== EXERCISE REQUIREMENTS ==
The records that follow are to be repeated exactly, with the pictures removed.

Figure contents as structured data:
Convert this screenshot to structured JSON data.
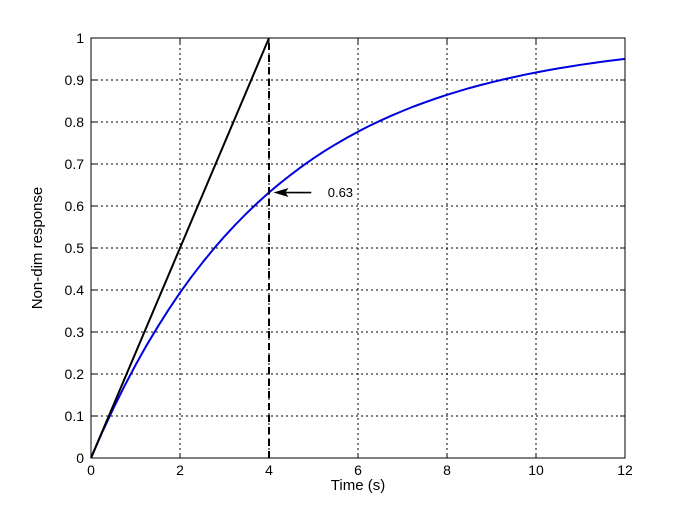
{
  "figure": {
    "background": "#FFFFFF",
    "axes_color": "#000000",
    "grid_color": "#000000"
  },
  "chart_data": {
    "type": "line",
    "title": "",
    "xlabel": "Time (s)",
    "ylabel": "Non-dim response",
    "xlim": [
      0,
      12
    ],
    "ylim": [
      0,
      1
    ],
    "grid": true,
    "legend": "none",
    "x_ticks": [
      0,
      2,
      4,
      6,
      8,
      10,
      12
    ],
    "x_tick_labels": [
      "0",
      "2",
      "4",
      "6",
      "8",
      "10",
      "12"
    ],
    "y_ticks": [
      0,
      0.1,
      0.2,
      0.3,
      0.4,
      0.5,
      0.6,
      0.7,
      0.8,
      0.9,
      1
    ],
    "y_tick_labels": [
      "0",
      "0.1",
      "0.2",
      "0.3",
      "0.4",
      "0.5",
      "0.6",
      "0.7",
      "0.8",
      "0.9",
      "1"
    ],
    "series": [
      {
        "name": "first-order-response-curve",
        "color": "#0000E0",
        "line_style": "solid",
        "line_width": 2,
        "x": [
          0,
          0.25,
          0.5,
          0.75,
          1,
          1.25,
          1.5,
          1.75,
          2,
          2.25,
          2.5,
          2.75,
          3,
          3.25,
          3.5,
          3.75,
          4,
          4.25,
          4.5,
          4.75,
          5,
          5.25,
          5.5,
          5.75,
          6,
          6.25,
          6.5,
          6.75,
          7,
          7.25,
          7.5,
          7.75,
          8,
          8.25,
          8.5,
          8.75,
          9,
          9.25,
          9.5,
          9.75,
          10,
          10.25,
          10.5,
          10.75,
          11,
          11.25,
          11.5,
          11.75,
          12
        ],
        "y": [
          0,
          0.0606,
          0.1175,
          0.171,
          0.2212,
          0.2684,
          0.3127,
          0.3543,
          0.3935,
          0.4302,
          0.4647,
          0.4971,
          0.5276,
          0.5563,
          0.5831,
          0.6084,
          0.6321,
          0.6544,
          0.6753,
          0.695,
          0.7135,
          0.7309,
          0.7471,
          0.7624,
          0.7769,
          0.7904,
          0.8031,
          0.8151,
          0.8262,
          0.8368,
          0.8466,
          0.8559,
          0.8647,
          0.8729,
          0.8806,
          0.8878,
          0.8946,
          0.901,
          0.907,
          0.9126,
          0.9179,
          0.9229,
          0.9276,
          0.932,
          0.9361,
          0.94,
          0.9437,
          0.947,
          0.9502
        ]
      },
      {
        "name": "initial-slope-tangent-line",
        "color": "#000000",
        "line_style": "solid",
        "line_width": 2,
        "x": [
          0,
          4
        ],
        "y": [
          0,
          1
        ]
      },
      {
        "name": "time-constant-vertical-marker",
        "color": "#000000",
        "line_style": "dashed",
        "line_width": 2,
        "x": [
          4,
          4
        ],
        "y": [
          0,
          1
        ]
      }
    ],
    "annotations": [
      {
        "label": "0.63",
        "arrow_tip": [
          4.1,
          0.632
        ],
        "arrow_tail": [
          4.95,
          0.632
        ],
        "label_pos": [
          5.32,
          0.621
        ]
      }
    ]
  }
}
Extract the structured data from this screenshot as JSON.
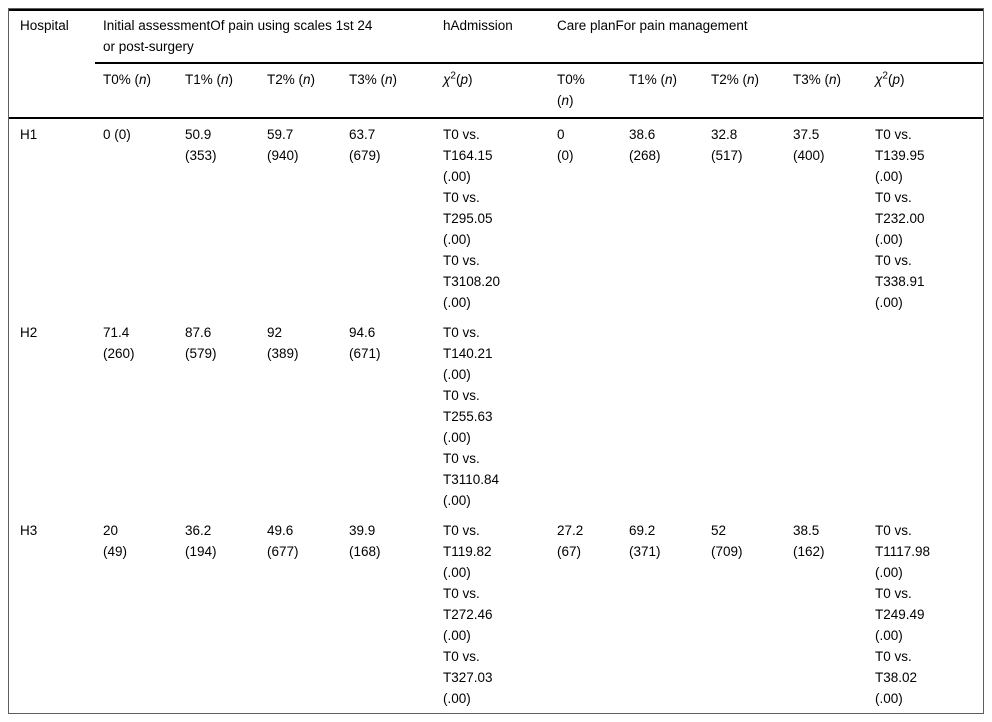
{
  "colors": {
    "background": "#ffffff",
    "text": "#000000",
    "rule": "#000000",
    "frame_border": "#5f5f5f"
  },
  "table": {
    "col1_header": "Hospital",
    "group1": "Initial assessmentOf pain using scales 1st 24\nor post-surgery",
    "group_mid": "hAdmission",
    "group2": "Care planFor pain management",
    "subheaders": [
      {
        "parts": [
          [
            "T0% (",
            ""
          ],
          [
            "n",
            "i"
          ],
          [
            ")",
            ""
          ]
        ]
      },
      {
        "parts": [
          [
            "T1% (",
            ""
          ],
          [
            "n",
            "i"
          ],
          [
            ")",
            ""
          ]
        ]
      },
      {
        "parts": [
          [
            "T2% (",
            ""
          ],
          [
            "n",
            "i"
          ],
          [
            ")",
            ""
          ]
        ]
      },
      {
        "parts": [
          [
            "T3% (",
            ""
          ],
          [
            "n",
            "i"
          ],
          [
            ")",
            ""
          ]
        ]
      },
      {
        "parts": [
          [
            "χ",
            "i"
          ],
          [
            "2",
            "sup"
          ],
          [
            "(",
            ""
          ],
          [
            "p",
            "i"
          ],
          [
            ")",
            ""
          ]
        ]
      },
      {
        "parts": [
          [
            "T0%\n(",
            ""
          ],
          [
            "n",
            "i"
          ],
          [
            ")",
            ""
          ]
        ]
      },
      {
        "parts": [
          [
            "T1% (",
            ""
          ],
          [
            "n",
            "i"
          ],
          [
            ")",
            ""
          ]
        ]
      },
      {
        "parts": [
          [
            "T2% (",
            ""
          ],
          [
            "n",
            "i"
          ],
          [
            ")",
            ""
          ]
        ]
      },
      {
        "parts": [
          [
            "T3% (",
            ""
          ],
          [
            "n",
            "i"
          ],
          [
            ")",
            ""
          ]
        ]
      },
      {
        "parts": [
          [
            "χ",
            "i"
          ],
          [
            "2",
            "sup"
          ],
          [
            "(",
            ""
          ],
          [
            "p",
            "i"
          ],
          [
            ")",
            ""
          ]
        ]
      }
    ],
    "rows": [
      {
        "hospital": "H1",
        "cells": [
          "0 (0)",
          "50.9\n(353)",
          "59.7\n(940)",
          "63.7\n(679)",
          "T0 vs.\nT164.15\n(.00)\nT0 vs.\nT295.05\n(.00)\nT0 vs.\nT3108.20\n(.00)",
          "0\n(0)",
          "38.6\n(268)",
          "32.8\n(517)",
          "37.5\n(400)",
          "T0 vs.\nT139.95\n(.00)\nT0 vs.\nT232.00\n(.00)\nT0 vs.\nT338.91\n(.00)"
        ]
      },
      {
        "hospital": "H2",
        "cells": [
          "71.4\n(260)",
          "87.6\n(579)",
          "92\n(389)",
          "94.6\n(671)",
          "T0 vs.\nT140.21\n(.00)\nT0 vs.\nT255.63\n(.00)\nT0 vs.\nT3110.84\n(.00)",
          "",
          "",
          "",
          "",
          ""
        ]
      },
      {
        "hospital": "H3",
        "cells": [
          "20\n(49)",
          "36.2\n(194)",
          "49.6\n(677)",
          "39.9\n(168)",
          "T0 vs.\nT119.82\n(.00)\nT0 vs.\nT272.46\n(.00)\nT0 vs.\nT327.03\n(.00)",
          "27.2\n(67)",
          "69.2\n(371)",
          "52\n(709)",
          "38.5\n(162)",
          "T0 vs.\nT1117.98\n(.00)\nT0 vs.\nT249.49\n(.00)\nT0 vs.\nT38.02\n(.00)"
        ]
      }
    ]
  }
}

== FINAL RESULT ==
Convert this screenshot to structured JSON data.
{
  "figure": {
    "background": "#FFFFFF",
    "axes_color": "#000000",
    "grid_color": "#000000"
  },
  "chart_data": {
    "type": "line",
    "title": "",
    "xlabel": "Time (s)",
    "ylabel": "Non-dim response",
    "xlim": [
      0,
      12
    ],
    "ylim": [
      0,
      1
    ],
    "grid": true,
    "legend": "none",
    "x_ticks": [
      0,
      2,
      4,
      6,
      8,
      10,
      12
    ],
    "x_tick_labels": [
      "0",
      "2",
      "4",
      "6",
      "8",
      "10",
      "12"
    ],
    "y_ticks": [
      0,
      0.1,
      0.2,
      0.3,
      0.4,
      0.5,
      0.6,
      0.7,
      0.8,
      0.9,
      1
    ],
    "y_tick_labels": [
      "0",
      "0.1",
      "0.2",
      "0.3",
      "0.4",
      "0.5",
      "0.6",
      "0.7",
      "0.8",
      "0.9",
      "1"
    ],
    "series": [
      {
        "name": "first-order-response-curve",
        "color": "#0000E0",
        "line_style": "solid",
        "line_width": 2,
        "x": [
          0,
          0.25,
          0.5,
          0.75,
          1,
          1.25,
          1.5,
          1.75,
          2,
          2.25,
          2.5,
          2.75,
          3,
          3.25,
          3.5,
          3.75,
          4,
          4.25,
          4.5,
          4.75,
          5,
          5.25,
          5.5,
          5.75,
          6,
          6.25,
          6.5,
          6.75,
          7,
          7.25,
          7.5,
          7.75,
          8,
          8.25,
          8.5,
          8.75,
          9,
          9.25,
          9.5,
          9.75,
          10,
          10.25,
          10.5,
          10.75,
          11,
          11.25,
          11.5,
          11.75,
          12
        ],
        "y": [
          0,
          0.0606,
          0.1175,
          0.171,
          0.2212,
          0.2684,
          0.3127,
          0.3543,
          0.3935,
          0.4302,
          0.4647,
          0.4971,
          0.5276,
          0.5563,
          0.5831,
          0.6084,
          0.6321,
          0.6544,
          0.6753,
          0.695,
          0.7135,
          0.7309,
          0.7471,
          0.7624,
          0.7769,
          0.7904,
          0.8031,
          0.8151,
          0.8262,
          0.8368,
          0.8466,
          0.8559,
          0.8647,
          0.8729,
          0.8806,
          0.8878,
          0.8946,
          0.901,
          0.907,
          0.9126,
          0.9179,
          0.9229,
          0.9276,
          0.932,
          0.9361,
          0.94,
          0.9437,
          0.947,
          0.9502
        ]
      },
      {
        "name": "initial-slope-tangent-line",
        "color": "#000000",
        "line_style": "solid",
        "line_width": 2,
        "x": [
          0,
          4
        ],
        "y": [
          0,
          1
        ]
      },
      {
        "name": "time-constant-vertical-marker",
        "color": "#000000",
        "line_style": "dashed",
        "line_width": 2,
        "x": [
          4,
          4
        ],
        "y": [
          0,
          1
        ]
      }
    ],
    "annotations": [
      {
        "label": "0.63",
        "arrow_tip": [
          4.1,
          0.632
        ],
        "arrow_tail": [
          4.95,
          0.632
        ],
        "label_pos": [
          5.32,
          0.621
        ]
      }
    ]
  }
}
Extract the structured data from this screenshot as JSON.
{
  "colors": {
    "background": "#ffffff",
    "text": "#000000",
    "rule": "#000000",
    "frame_border": "#5f5f5f"
  },
  "table": {
    "col1_header": "Hospital",
    "group1": "Initial assessmentOf pain using scales 1st 24\nor post-surgery",
    "group_mid": "hAdmission",
    "group2": "Care planFor pain management",
    "subheaders": [
      {
        "parts": [
          [
            "T0% (",
            ""
          ],
          [
            "n",
            "i"
          ],
          [
            ")",
            ""
          ]
        ]
      },
      {
        "parts": [
          [
            "T1% (",
            ""
          ],
          [
            "n",
            "i"
          ],
          [
            ")",
            ""
          ]
        ]
      },
      {
        "parts": [
          [
            "T2% (",
            ""
          ],
          [
            "n",
            "i"
          ],
          [
            ")",
            ""
          ]
        ]
      },
      {
        "parts": [
          [
            "T3% (",
            ""
          ],
          [
            "n",
            "i"
          ],
          [
            ")",
            ""
          ]
        ]
      },
      {
        "parts": [
          [
            "χ",
            "i"
          ],
          [
            "2",
            "sup"
          ],
          [
            "(",
            ""
          ],
          [
            "p",
            "i"
          ],
          [
            ")",
            ""
          ]
        ]
      },
      {
        "parts": [
          [
            "T0%\n(",
            ""
          ],
          [
            "n",
            "i"
          ],
          [
            ")",
            ""
          ]
        ]
      },
      {
        "parts": [
          [
            "T1% (",
            ""
          ],
          [
            "n",
            "i"
          ],
          [
            ")",
            ""
          ]
        ]
      },
      {
        "parts": [
          [
            "T2% (",
            ""
          ],
          [
            "n",
            "i"
          ],
          [
            ")",
            ""
          ]
        ]
      },
      {
        "parts": [
          [
            "T3% (",
            ""
          ],
          [
            "n",
            "i"
          ],
          [
            ")",
            ""
          ]
        ]
      },
      {
        "parts": [
          [
            "χ",
            "i"
          ],
          [
            "2",
            "sup"
          ],
          [
            "(",
            ""
          ],
          [
            "p",
            "i"
          ],
          [
            ")",
            ""
          ]
        ]
      }
    ],
    "rows": [
      {
        "hospital": "H1",
        "cells": [
          "0 (0)",
          "50.9\n(353)",
          "59.7\n(940)",
          "63.7\n(679)",
          "T0 vs.\nT164.15\n(.00)\nT0 vs.\nT295.05\n(.00)\nT0 vs.\nT3108.20\n(.00)",
          "0\n(0)",
          "38.6\n(268)",
          "32.8\n(517)",
          "37.5\n(400)",
          "T0 vs.\nT139.95\n(.00)\nT0 vs.\nT232.00\n(.00)\nT0 vs.\nT338.91\n(.00)"
        ]
      },
      {
        "hospital": "H2",
        "cells": [
          "71.4\n(260)",
          "87.6\n(579)",
          "92\n(389)",
          "94.6\n(671)",
          "T0 vs.\nT140.21\n(.00)\nT0 vs.\nT255.63\n(.00)\nT0 vs.\nT3110.84\n(.00)",
          "",
          "",
          "",
          "",
          ""
        ]
      },
      {
        "hospital": "H3",
        "cells": [
          "20\n(49)",
          "36.2\n(194)",
          "49.6\n(677)",
          "39.9\n(168)",
          "T0 vs.\nT119.82\n(.00)\nT0 vs.\nT272.46\n(.00)\nT0 vs.\nT327.03\n(.00)",
          "27.2\n(67)",
          "69.2\n(371)",
          "52\n(709)",
          "38.5\n(162)",
          "T0 vs.\nT1117.98\n(.00)\nT0 vs.\nT249.49\n(.00)\nT0 vs.\nT38.02\n(.00)"
        ]
      }
    ]
  }
}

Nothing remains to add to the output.